* **Aim**
Give only the number of lines in these records that contain the word "displayed".

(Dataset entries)
---------------

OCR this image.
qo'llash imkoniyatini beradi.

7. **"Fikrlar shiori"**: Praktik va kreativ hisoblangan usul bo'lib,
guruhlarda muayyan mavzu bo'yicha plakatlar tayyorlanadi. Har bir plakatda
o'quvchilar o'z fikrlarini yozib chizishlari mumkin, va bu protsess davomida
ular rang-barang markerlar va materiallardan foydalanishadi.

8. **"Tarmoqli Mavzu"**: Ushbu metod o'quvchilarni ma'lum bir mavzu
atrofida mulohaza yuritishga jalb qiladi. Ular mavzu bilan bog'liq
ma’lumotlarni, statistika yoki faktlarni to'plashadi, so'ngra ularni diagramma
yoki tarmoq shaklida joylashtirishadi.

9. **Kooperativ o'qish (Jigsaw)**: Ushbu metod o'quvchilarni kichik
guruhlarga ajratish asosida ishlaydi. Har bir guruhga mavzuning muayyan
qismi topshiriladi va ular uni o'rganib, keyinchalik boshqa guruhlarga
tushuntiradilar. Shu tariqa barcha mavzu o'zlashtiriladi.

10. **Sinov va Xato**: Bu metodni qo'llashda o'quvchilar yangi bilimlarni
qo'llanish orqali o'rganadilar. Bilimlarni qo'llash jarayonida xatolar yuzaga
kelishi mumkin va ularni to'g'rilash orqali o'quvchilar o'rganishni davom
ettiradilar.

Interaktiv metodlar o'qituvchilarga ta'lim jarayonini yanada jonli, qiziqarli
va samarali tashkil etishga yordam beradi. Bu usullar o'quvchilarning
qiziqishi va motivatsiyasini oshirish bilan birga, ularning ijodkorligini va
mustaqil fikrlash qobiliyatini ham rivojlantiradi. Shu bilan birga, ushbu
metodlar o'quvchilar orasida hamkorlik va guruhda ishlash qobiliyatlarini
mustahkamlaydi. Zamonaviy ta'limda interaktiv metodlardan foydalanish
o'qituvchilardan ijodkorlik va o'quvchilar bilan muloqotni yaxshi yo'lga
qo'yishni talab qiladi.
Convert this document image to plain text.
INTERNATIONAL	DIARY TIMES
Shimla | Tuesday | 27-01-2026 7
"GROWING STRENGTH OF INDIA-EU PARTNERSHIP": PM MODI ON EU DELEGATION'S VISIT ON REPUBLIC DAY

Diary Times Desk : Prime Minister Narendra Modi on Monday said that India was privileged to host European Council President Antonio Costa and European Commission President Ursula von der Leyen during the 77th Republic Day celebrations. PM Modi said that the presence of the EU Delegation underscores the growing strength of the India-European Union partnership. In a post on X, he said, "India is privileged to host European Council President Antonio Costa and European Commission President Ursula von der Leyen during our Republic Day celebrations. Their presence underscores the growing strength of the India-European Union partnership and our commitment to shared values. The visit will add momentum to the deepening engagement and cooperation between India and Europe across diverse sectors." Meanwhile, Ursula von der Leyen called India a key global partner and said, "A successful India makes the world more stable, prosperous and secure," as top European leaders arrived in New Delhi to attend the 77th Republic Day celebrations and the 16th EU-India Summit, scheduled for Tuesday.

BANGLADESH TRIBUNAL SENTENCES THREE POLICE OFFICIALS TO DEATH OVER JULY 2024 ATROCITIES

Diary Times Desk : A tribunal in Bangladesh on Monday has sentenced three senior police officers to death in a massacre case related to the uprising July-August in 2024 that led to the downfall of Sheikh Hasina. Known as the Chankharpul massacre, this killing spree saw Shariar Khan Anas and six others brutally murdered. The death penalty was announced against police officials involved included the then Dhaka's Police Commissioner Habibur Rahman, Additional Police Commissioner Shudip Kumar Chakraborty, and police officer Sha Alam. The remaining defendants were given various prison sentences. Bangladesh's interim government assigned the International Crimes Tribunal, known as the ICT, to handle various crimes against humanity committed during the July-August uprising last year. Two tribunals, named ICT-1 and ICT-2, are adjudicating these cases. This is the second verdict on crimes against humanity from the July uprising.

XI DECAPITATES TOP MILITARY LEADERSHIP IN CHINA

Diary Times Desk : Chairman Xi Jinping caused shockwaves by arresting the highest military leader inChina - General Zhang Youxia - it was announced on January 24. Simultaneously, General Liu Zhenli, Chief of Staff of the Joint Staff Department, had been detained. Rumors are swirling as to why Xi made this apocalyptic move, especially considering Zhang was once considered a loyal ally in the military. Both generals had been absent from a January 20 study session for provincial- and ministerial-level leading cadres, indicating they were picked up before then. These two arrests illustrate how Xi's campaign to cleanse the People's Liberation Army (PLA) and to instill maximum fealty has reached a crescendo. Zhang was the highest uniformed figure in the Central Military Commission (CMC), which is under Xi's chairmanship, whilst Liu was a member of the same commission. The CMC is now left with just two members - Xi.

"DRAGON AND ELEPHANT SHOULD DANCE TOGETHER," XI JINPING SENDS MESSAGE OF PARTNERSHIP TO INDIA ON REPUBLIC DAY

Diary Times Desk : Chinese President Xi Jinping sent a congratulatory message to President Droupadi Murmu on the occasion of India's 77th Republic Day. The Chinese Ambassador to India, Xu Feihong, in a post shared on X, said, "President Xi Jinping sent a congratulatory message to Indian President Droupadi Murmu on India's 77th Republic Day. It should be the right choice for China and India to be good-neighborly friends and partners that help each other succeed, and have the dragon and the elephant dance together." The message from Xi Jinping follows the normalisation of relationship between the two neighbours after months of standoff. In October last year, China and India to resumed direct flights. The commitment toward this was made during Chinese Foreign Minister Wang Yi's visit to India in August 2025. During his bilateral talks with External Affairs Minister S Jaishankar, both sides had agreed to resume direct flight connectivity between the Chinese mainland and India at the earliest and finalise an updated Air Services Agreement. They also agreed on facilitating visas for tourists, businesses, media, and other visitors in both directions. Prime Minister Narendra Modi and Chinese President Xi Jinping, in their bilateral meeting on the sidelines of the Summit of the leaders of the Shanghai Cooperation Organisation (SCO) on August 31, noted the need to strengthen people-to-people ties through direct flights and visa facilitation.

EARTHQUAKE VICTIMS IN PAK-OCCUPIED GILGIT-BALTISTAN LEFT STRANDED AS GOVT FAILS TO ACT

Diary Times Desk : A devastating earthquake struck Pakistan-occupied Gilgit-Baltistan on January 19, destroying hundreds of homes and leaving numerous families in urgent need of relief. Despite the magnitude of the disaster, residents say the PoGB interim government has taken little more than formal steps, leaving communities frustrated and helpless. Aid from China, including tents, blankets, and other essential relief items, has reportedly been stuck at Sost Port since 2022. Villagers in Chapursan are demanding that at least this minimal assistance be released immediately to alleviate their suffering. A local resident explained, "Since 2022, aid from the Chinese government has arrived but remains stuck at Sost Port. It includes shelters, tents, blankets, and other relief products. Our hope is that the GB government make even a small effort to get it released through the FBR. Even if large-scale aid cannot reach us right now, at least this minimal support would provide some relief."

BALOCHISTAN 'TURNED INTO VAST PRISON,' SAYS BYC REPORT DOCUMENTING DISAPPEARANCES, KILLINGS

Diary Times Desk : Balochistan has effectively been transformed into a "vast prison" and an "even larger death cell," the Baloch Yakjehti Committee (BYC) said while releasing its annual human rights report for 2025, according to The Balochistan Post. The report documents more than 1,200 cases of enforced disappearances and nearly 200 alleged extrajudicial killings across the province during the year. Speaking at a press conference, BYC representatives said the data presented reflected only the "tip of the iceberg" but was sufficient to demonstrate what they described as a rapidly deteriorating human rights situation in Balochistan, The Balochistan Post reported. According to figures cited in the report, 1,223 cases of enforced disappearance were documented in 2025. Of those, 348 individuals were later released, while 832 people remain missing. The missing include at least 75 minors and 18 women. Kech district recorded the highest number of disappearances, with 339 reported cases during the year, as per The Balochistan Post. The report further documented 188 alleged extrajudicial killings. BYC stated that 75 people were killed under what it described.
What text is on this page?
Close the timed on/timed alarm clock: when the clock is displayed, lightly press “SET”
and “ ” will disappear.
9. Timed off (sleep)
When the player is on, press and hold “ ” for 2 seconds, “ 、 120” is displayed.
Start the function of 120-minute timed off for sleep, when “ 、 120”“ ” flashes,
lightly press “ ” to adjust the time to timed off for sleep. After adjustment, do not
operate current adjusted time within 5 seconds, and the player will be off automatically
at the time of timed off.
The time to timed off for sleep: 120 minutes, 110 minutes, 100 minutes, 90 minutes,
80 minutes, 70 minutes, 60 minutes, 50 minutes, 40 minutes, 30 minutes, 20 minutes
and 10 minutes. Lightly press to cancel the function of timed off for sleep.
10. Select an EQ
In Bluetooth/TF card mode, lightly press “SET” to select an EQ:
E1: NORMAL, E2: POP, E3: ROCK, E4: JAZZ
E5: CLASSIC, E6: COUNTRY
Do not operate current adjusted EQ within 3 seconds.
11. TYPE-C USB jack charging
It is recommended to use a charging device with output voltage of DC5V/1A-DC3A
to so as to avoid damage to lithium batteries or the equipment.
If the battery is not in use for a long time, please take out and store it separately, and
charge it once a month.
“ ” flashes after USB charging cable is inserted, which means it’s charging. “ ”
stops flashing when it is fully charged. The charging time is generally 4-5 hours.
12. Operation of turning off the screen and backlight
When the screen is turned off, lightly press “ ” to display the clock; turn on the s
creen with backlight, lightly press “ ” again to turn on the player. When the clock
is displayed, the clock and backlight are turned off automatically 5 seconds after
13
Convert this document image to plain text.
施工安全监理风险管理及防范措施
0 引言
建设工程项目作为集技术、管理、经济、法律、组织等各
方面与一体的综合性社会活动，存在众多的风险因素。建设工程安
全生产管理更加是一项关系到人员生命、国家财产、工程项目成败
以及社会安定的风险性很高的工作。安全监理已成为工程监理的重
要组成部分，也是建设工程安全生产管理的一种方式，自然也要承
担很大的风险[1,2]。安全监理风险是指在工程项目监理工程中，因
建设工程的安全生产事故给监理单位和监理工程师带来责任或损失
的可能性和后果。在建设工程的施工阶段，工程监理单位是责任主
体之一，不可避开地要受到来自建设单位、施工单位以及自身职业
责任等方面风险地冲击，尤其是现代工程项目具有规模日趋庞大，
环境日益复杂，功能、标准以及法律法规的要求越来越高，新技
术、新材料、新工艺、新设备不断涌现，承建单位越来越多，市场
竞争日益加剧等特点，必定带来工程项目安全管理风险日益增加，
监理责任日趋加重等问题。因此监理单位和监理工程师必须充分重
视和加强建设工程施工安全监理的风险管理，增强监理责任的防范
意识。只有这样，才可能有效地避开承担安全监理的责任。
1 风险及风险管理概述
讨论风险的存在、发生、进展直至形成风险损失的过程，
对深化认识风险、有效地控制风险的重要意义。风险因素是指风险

---------------

* **Expected answer**
3